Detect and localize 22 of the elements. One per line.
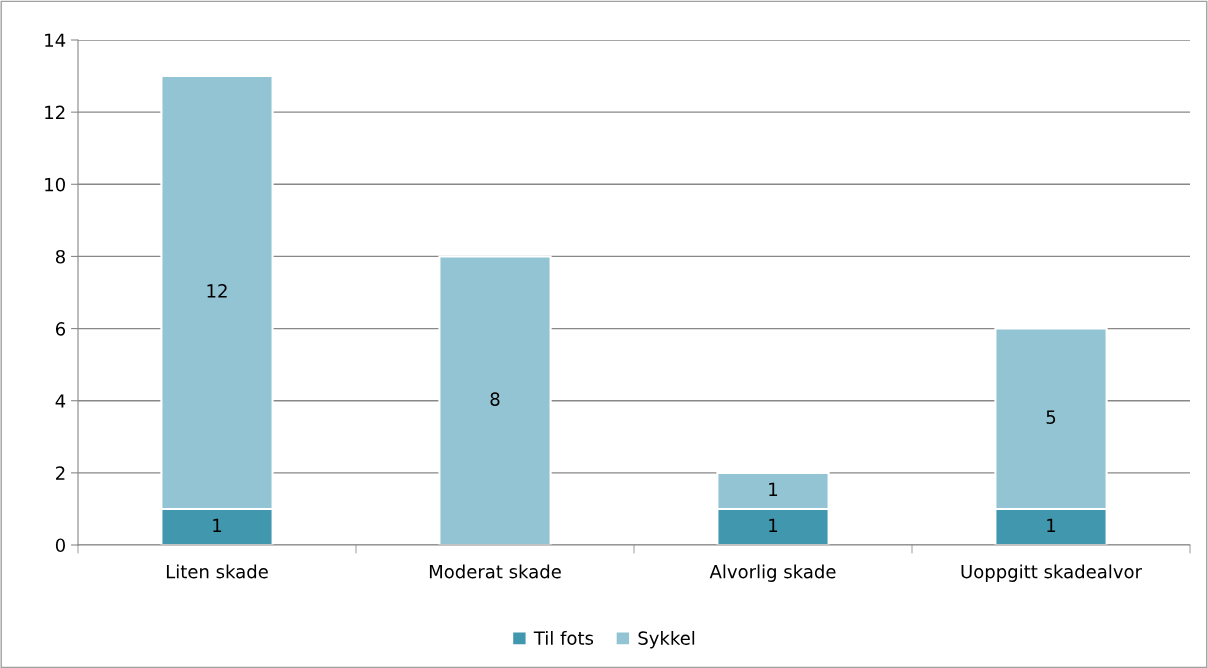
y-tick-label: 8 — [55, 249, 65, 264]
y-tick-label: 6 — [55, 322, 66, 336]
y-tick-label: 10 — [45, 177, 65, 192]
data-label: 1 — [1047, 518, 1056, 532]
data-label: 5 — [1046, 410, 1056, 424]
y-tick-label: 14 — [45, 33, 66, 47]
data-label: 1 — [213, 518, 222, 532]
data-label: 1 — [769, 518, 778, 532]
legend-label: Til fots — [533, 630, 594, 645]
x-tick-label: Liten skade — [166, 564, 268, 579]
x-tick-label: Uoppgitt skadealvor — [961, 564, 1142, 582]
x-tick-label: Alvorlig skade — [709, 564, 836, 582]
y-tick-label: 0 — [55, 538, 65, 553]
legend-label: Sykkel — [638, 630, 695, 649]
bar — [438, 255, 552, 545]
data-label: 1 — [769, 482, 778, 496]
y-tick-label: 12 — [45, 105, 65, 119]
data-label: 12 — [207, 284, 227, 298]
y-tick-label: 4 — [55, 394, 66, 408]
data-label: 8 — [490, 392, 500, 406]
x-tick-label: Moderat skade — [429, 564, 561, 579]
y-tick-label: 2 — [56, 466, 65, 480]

==

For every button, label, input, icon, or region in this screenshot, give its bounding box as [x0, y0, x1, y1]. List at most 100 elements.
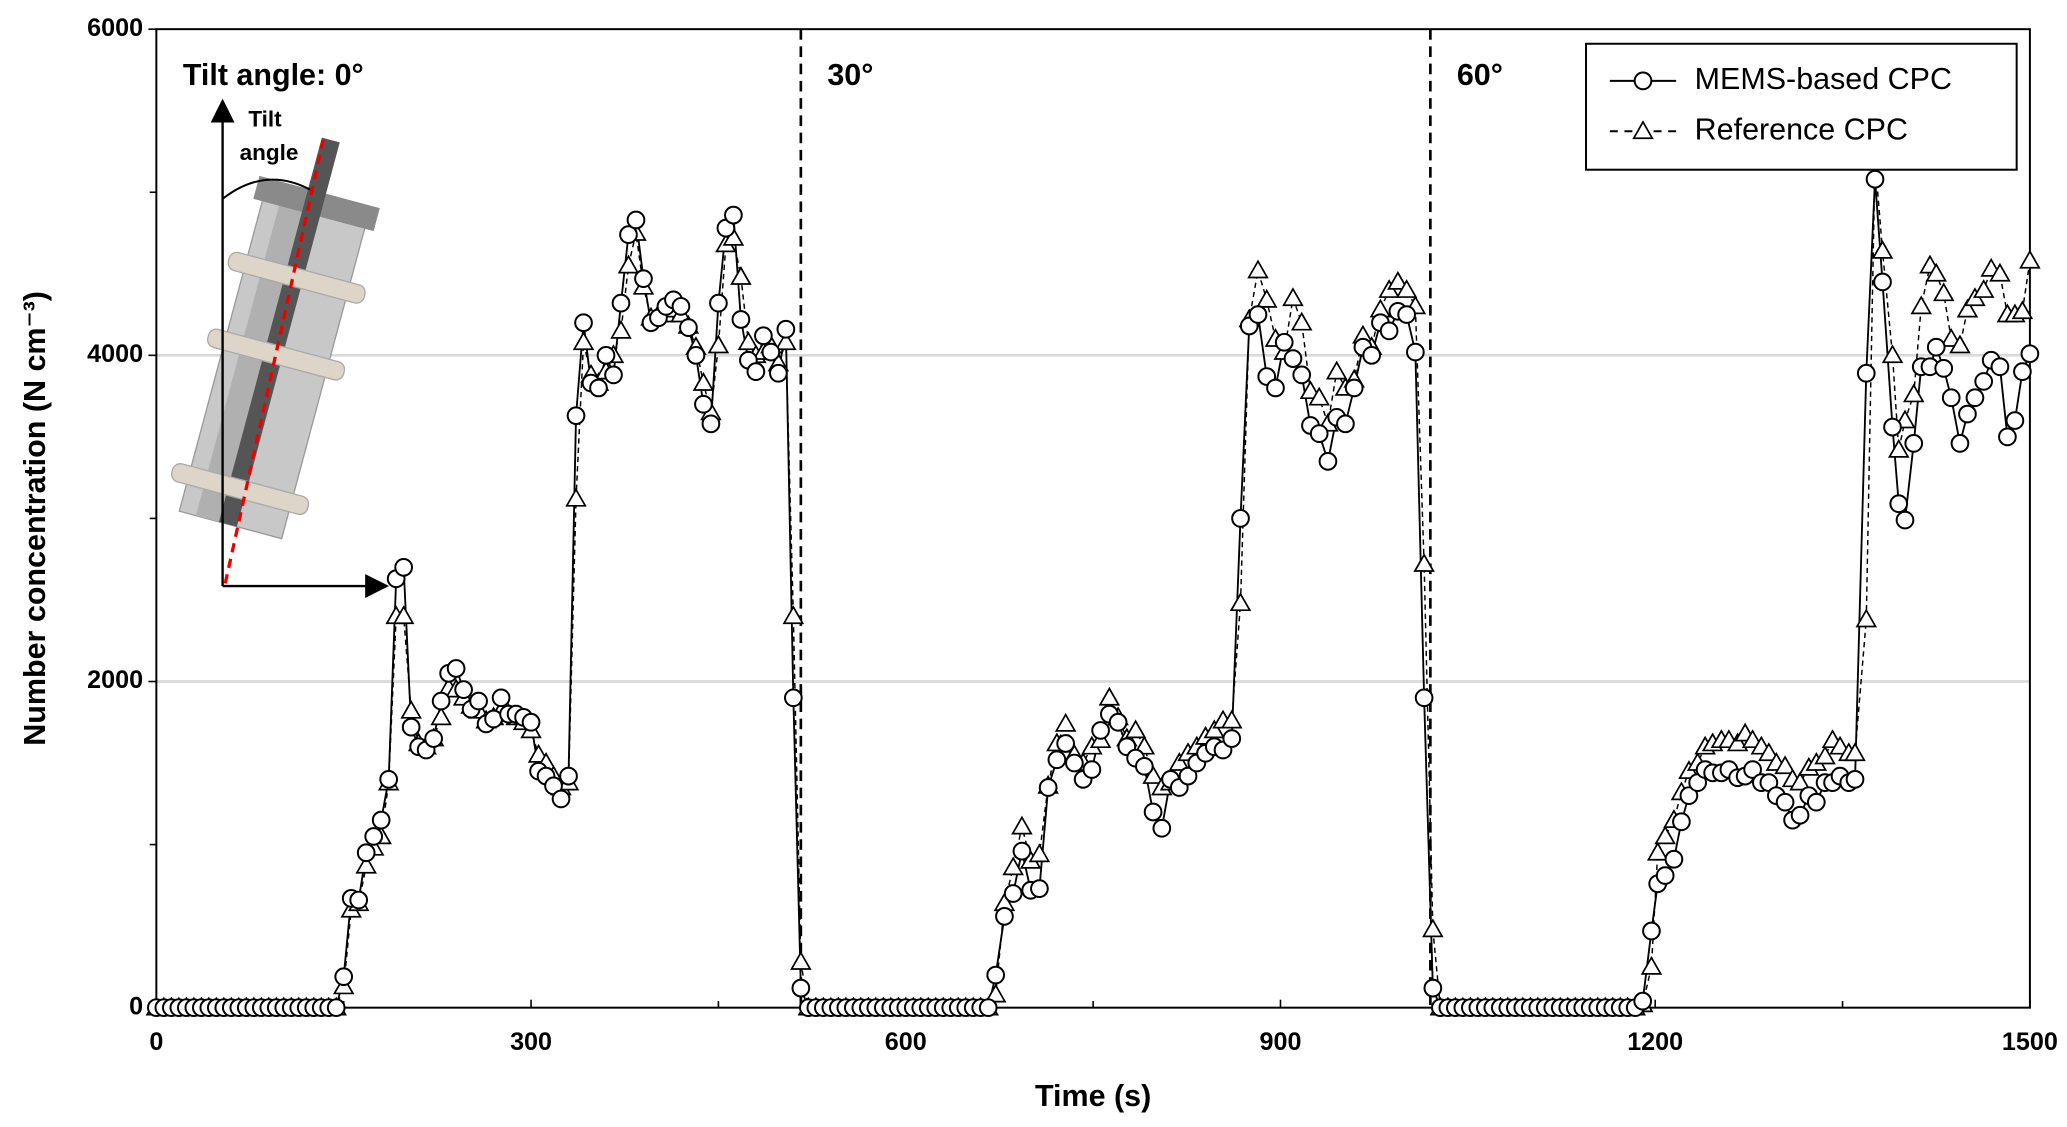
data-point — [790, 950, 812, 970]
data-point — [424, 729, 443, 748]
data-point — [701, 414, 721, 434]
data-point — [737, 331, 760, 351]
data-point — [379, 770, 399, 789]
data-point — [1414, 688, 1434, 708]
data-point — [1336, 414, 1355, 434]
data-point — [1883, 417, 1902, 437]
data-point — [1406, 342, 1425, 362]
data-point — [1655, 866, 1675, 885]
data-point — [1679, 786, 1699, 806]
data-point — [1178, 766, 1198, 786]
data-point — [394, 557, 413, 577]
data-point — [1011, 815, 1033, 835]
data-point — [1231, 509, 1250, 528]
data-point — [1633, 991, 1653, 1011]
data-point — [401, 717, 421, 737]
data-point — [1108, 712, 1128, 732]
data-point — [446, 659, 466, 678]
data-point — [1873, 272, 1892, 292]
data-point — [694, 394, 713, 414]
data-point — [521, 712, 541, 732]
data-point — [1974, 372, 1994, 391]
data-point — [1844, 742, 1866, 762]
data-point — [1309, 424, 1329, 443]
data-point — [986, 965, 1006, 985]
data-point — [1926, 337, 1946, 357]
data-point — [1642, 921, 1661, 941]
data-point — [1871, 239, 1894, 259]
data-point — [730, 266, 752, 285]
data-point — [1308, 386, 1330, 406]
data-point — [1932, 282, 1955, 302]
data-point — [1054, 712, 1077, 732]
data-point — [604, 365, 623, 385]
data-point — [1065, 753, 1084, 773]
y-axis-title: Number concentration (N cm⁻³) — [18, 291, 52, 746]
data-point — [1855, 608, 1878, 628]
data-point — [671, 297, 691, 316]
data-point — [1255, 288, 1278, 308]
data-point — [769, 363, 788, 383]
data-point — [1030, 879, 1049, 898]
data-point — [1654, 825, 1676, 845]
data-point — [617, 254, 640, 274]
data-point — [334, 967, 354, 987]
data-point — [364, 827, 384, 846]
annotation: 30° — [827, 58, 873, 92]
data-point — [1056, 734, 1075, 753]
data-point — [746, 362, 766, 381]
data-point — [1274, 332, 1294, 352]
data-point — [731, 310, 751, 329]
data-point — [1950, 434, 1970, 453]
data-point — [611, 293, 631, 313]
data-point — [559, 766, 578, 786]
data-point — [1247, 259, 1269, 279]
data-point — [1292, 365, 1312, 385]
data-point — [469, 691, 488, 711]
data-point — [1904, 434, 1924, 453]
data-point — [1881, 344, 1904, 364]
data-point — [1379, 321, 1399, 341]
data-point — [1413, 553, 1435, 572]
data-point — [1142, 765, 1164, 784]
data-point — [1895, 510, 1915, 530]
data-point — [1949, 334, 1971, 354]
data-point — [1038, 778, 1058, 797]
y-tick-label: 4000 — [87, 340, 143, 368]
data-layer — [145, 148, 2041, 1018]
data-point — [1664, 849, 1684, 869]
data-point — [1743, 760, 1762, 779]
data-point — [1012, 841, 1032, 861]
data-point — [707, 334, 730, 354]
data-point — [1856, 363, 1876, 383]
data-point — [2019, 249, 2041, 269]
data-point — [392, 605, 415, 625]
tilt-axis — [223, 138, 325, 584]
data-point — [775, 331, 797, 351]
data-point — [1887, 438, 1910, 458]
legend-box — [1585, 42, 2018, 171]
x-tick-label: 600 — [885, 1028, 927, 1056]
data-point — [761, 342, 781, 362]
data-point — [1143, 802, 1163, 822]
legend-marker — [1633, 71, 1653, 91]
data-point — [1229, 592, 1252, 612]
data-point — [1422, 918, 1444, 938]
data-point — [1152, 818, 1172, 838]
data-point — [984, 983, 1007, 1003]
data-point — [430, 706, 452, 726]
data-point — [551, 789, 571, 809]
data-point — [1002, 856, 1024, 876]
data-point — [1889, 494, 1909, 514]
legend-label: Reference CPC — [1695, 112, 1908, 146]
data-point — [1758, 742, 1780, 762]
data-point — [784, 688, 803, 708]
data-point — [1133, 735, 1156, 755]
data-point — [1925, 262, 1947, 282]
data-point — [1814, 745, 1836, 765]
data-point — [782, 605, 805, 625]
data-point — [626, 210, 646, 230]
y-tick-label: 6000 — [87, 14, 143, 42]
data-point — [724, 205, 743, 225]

Exercise details: Transcribe the lines of the data above verbatim, starting at the line that contains "data-point — [790, 950, 812, 970]" and ending at the line that contains "data-point — [1011, 815, 1033, 835]", with both of those lines included.

Output:
data-point — [790, 950, 812, 970]
data-point — [424, 729, 443, 748]
data-point — [701, 414, 721, 434]
data-point — [737, 331, 760, 351]
data-point — [379, 770, 399, 789]
data-point — [1414, 688, 1434, 708]
data-point — [1336, 414, 1355, 434]
data-point — [1883, 417, 1902, 437]
data-point — [1406, 342, 1425, 362]
data-point — [1655, 866, 1675, 885]
data-point — [1679, 786, 1699, 806]
data-point — [1178, 766, 1198, 786]
data-point — [394, 557, 413, 577]
data-point — [1011, 815, 1033, 835]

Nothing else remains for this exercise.